▶ SHORT TASK
Copy each of the entries below faithfully, setting aside any pictures.

▶ EXERCISE INPUTS
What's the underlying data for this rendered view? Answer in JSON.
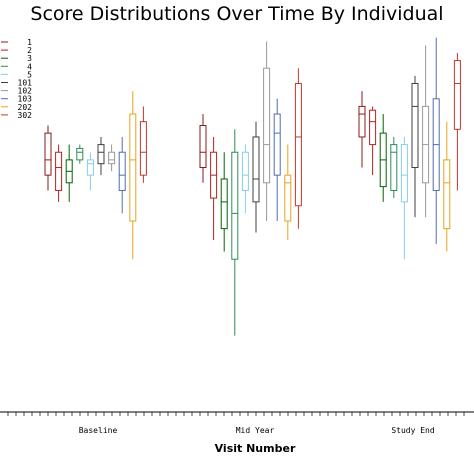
{
  "chart_data": {
    "type": "boxplot",
    "title": "Score Distributions Over Time By Individual",
    "xlabel": "Visit Number",
    "ylabel": "",
    "categories": [
      "Baseline",
      "Mid Year",
      "Study End"
    ],
    "ylim": [
      0,
      100
    ],
    "grid": false,
    "legend_position": "top-left",
    "series": [
      {
        "name": "1",
        "color": "#8b1a1a",
        "boxes": [
          {
            "min": 58,
            "q1": 62,
            "median": 66,
            "q3": 73,
            "max": 75
          },
          {
            "min": 60,
            "q1": 64,
            "median": 68,
            "q3": 75,
            "max": 78
          },
          {
            "min": 64,
            "q1": 72,
            "median": 78,
            "q3": 80,
            "max": 84
          }
        ]
      },
      {
        "name": "2",
        "color": "#b22222",
        "boxes": [
          {
            "min": 55,
            "q1": 58,
            "median": 64,
            "q3": 68,
            "max": 70
          },
          {
            "min": 45,
            "q1": 56,
            "median": 62,
            "q3": 68,
            "max": 72
          },
          {
            "min": 62,
            "q1": 70,
            "median": 76,
            "q3": 79,
            "max": 80
          }
        ]
      },
      {
        "name": "3",
        "color": "#006400",
        "boxes": [
          {
            "min": 55,
            "q1": 60,
            "median": 63,
            "q3": 66,
            "max": 70
          },
          {
            "min": 42,
            "q1": 48,
            "median": 55,
            "q3": 61,
            "max": 68
          },
          {
            "min": 55,
            "q1": 59,
            "median": 66,
            "q3": 73,
            "max": 78
          }
        ]
      },
      {
        "name": "4",
        "color": "#2e8b57",
        "boxes": [
          {
            "min": 65,
            "q1": 66,
            "median": 68,
            "q3": 69,
            "max": 70
          },
          {
            "min": 20,
            "q1": 40,
            "median": 52,
            "q3": 68,
            "max": 74
          },
          {
            "min": 56,
            "q1": 58,
            "median": 68,
            "q3": 70,
            "max": 72
          }
        ]
      },
      {
        "name": "5",
        "color": "#87ceeb",
        "boxes": [
          {
            "min": 58,
            "q1": 62,
            "median": 65,
            "q3": 66,
            "max": 68
          },
          {
            "min": 52,
            "q1": 58,
            "median": 62,
            "q3": 68,
            "max": 70
          },
          {
            "min": 40,
            "q1": 55,
            "median": 62,
            "q3": 70,
            "max": 72
          }
        ]
      },
      {
        "name": "101",
        "color": "#404040",
        "boxes": [
          {
            "min": 62,
            "q1": 65,
            "median": 68,
            "q3": 70,
            "max": 72
          },
          {
            "min": 47,
            "q1": 55,
            "median": 61,
            "q3": 72,
            "max": 76
          },
          {
            "min": 51,
            "q1": 64,
            "median": 80,
            "q3": 86,
            "max": 88
          }
        ]
      },
      {
        "name": "102",
        "color": "#999999",
        "boxes": [
          {
            "min": 63,
            "q1": 65,
            "median": 66,
            "q3": 68,
            "max": 70
          },
          {
            "min": 50,
            "q1": 60,
            "median": 70,
            "q3": 90,
            "max": 97
          },
          {
            "min": 51,
            "q1": 60,
            "median": 70,
            "q3": 80,
            "max": 96
          }
        ]
      },
      {
        "name": "103",
        "color": "#4f6db0",
        "boxes": [
          {
            "min": 52,
            "q1": 58,
            "median": 62,
            "q3": 68,
            "max": 72
          },
          {
            "min": 50,
            "q1": 62,
            "median": 73,
            "q3": 78,
            "max": 82
          },
          {
            "min": 44,
            "q1": 58,
            "median": 70,
            "q3": 82,
            "max": 98
          }
        ]
      },
      {
        "name": "202",
        "color": "#e8a31c",
        "boxes": [
          {
            "min": 40,
            "q1": 50,
            "median": 66,
            "q3": 78,
            "max": 84
          },
          {
            "min": 45,
            "q1": 50,
            "median": 60,
            "q3": 62,
            "max": 70
          },
          {
            "min": 42,
            "q1": 48,
            "median": 60,
            "q3": 66,
            "max": 76
          }
        ]
      },
      {
        "name": "302",
        "color": "#c0392b",
        "boxes": [
          {
            "min": 60,
            "q1": 62,
            "median": 68,
            "q3": 76,
            "max": 80
          },
          {
            "min": 48,
            "q1": 54,
            "median": 72,
            "q3": 86,
            "max": 90
          },
          {
            "min": 58,
            "q1": 74,
            "median": 86,
            "q3": 92,
            "max": 94
          }
        ]
      }
    ]
  }
}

▶ RESULT OF THIS TASK
What's the underlying data for this rendered view? Answer in JSON.
{
  "chart_data": {
    "type": "boxplot",
    "title": "Score Distributions Over Time By Individual",
    "xlabel": "Visit Number",
    "ylabel": "",
    "categories": [
      "Baseline",
      "Mid Year",
      "Study End"
    ],
    "ylim": [
      0,
      100
    ],
    "grid": false,
    "legend_position": "top-left",
    "series": [
      {
        "name": "1",
        "color": "#8b1a1a",
        "boxes": [
          {
            "min": 58,
            "q1": 62,
            "median": 66,
            "q3": 73,
            "max": 75
          },
          {
            "min": 60,
            "q1": 64,
            "median": 68,
            "q3": 75,
            "max": 78
          },
          {
            "min": 64,
            "q1": 72,
            "median": 78,
            "q3": 80,
            "max": 84
          }
        ]
      },
      {
        "name": "2",
        "color": "#b22222",
        "boxes": [
          {
            "min": 55,
            "q1": 58,
            "median": 64,
            "q3": 68,
            "max": 70
          },
          {
            "min": 45,
            "q1": 56,
            "median": 62,
            "q3": 68,
            "max": 72
          },
          {
            "min": 62,
            "q1": 70,
            "median": 76,
            "q3": 79,
            "max": 80
          }
        ]
      },
      {
        "name": "3",
        "color": "#006400",
        "boxes": [
          {
            "min": 55,
            "q1": 60,
            "median": 63,
            "q3": 66,
            "max": 70
          },
          {
            "min": 42,
            "q1": 48,
            "median": 55,
            "q3": 61,
            "max": 68
          },
          {
            "min": 55,
            "q1": 59,
            "median": 66,
            "q3": 73,
            "max": 78
          }
        ]
      },
      {
        "name": "4",
        "color": "#2e8b57",
        "boxes": [
          {
            "min": 65,
            "q1": 66,
            "median": 68,
            "q3": 69,
            "max": 70
          },
          {
            "min": 20,
            "q1": 40,
            "median": 52,
            "q3": 68,
            "max": 74
          },
          {
            "min": 56,
            "q1": 58,
            "median": 68,
            "q3": 70,
            "max": 72
          }
        ]
      },
      {
        "name": "5",
        "color": "#87ceeb",
        "boxes": [
          {
            "min": 58,
            "q1": 62,
            "median": 65,
            "q3": 66,
            "max": 68
          },
          {
            "min": 52,
            "q1": 58,
            "median": 62,
            "q3": 68,
            "max": 70
          },
          {
            "min": 40,
            "q1": 55,
            "median": 62,
            "q3": 70,
            "max": 72
          }
        ]
      },
      {
        "name": "101",
        "color": "#404040",
        "boxes": [
          {
            "min": 62,
            "q1": 65,
            "median": 68,
            "q3": 70,
            "max": 72
          },
          {
            "min": 47,
            "q1": 55,
            "median": 61,
            "q3": 72,
            "max": 76
          },
          {
            "min": 51,
            "q1": 64,
            "median": 80,
            "q3": 86,
            "max": 88
          }
        ]
      },
      {
        "name": "102",
        "color": "#999999",
        "boxes": [
          {
            "min": 63,
            "q1": 65,
            "median": 66,
            "q3": 68,
            "max": 70
          },
          {
            "min": 50,
            "q1": 60,
            "median": 70,
            "q3": 90,
            "max": 97
          },
          {
            "min": 51,
            "q1": 60,
            "median": 70,
            "q3": 80,
            "max": 96
          }
        ]
      },
      {
        "name": "103",
        "color": "#4f6db0",
        "boxes": [
          {
            "min": 52,
            "q1": 58,
            "median": 62,
            "q3": 68,
            "max": 72
          },
          {
            "min": 50,
            "q1": 62,
            "median": 73,
            "q3": 78,
            "max": 82
          },
          {
            "min": 44,
            "q1": 58,
            "median": 70,
            "q3": 82,
            "max": 98
          }
        ]
      },
      {
        "name": "202",
        "color": "#e8a31c",
        "boxes": [
          {
            "min": 40,
            "q1": 50,
            "median": 66,
            "q3": 78,
            "max": 84
          },
          {
            "min": 45,
            "q1": 50,
            "median": 60,
            "q3": 62,
            "max": 70
          },
          {
            "min": 42,
            "q1": 48,
            "median": 60,
            "q3": 66,
            "max": 76
          }
        ]
      },
      {
        "name": "302",
        "color": "#c0392b",
        "boxes": [
          {
            "min": 60,
            "q1": 62,
            "median": 68,
            "q3": 76,
            "max": 80
          },
          {
            "min": 48,
            "q1": 54,
            "median": 72,
            "q3": 86,
            "max": 90
          },
          {
            "min": 58,
            "q1": 74,
            "median": 86,
            "q3": 92,
            "max": 94
          }
        ]
      }
    ]
  }
}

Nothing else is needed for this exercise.